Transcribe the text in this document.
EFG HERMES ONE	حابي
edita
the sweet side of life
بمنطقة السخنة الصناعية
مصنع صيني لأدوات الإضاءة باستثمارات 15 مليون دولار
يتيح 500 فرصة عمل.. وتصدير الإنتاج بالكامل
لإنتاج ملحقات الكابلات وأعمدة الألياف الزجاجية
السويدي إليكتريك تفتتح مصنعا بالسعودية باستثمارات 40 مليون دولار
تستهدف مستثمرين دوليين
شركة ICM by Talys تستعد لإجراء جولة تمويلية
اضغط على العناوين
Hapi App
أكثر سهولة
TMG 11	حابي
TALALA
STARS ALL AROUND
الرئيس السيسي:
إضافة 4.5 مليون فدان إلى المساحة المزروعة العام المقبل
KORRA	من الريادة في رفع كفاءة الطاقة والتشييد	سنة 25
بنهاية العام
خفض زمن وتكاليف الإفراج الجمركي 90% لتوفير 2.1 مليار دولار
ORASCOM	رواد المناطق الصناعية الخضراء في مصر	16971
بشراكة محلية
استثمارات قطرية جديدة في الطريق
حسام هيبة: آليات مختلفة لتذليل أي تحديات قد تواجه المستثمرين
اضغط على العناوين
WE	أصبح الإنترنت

▶ **Challenge**:
Write the data out again in full and exactly.

▶ **Task answer**:
Transcribe the text in this document.
EFG HERMES ONE	حابي
edita
the sweet side of life
بمنطقة السخنة الصناعية
مصنع صيني لأدوات الإضاءة باستثمارات 15 مليون دولار
يتيح 500 فرصة عمل.. وتصدير الإنتاج بالكامل
لإنتاج ملحقات الكابلات وأعمدة الألياف الزجاجية
السويدي إليكتريك تفتتح مصنعا بالسعودية باستثمارات 40 مليون دولار
تستهدف مستثمرين دوليين
شركة ICM by Talys تستعد لإجراء جولة تمويلية
اضغط على العناوين
Hapi App
أكثر سهولة
TMG 11	حابي
TALALA
STARS ALL AROUND
الرئيس السيسي:
إضافة 4.5 مليون فدان إلى المساحة المزروعة العام المقبل
KORRA	من الريادة في رفع كفاءة الطاقة والتشييد	سنة 25
بنهاية العام
خفض زمن وتكاليف الإفراج الجمركي 90% لتوفير 2.1 مليار دولار
ORASCOM	رواد المناطق الصناعية الخضراء في مصر	16971
بشراكة محلية
استثمارات قطرية جديدة في الطريق
حسام هيبة: آليات مختلفة لتذليل أي تحديات قد تواجه المستثمرين
اضغط على العناوين
WE	أصبح الإنترنت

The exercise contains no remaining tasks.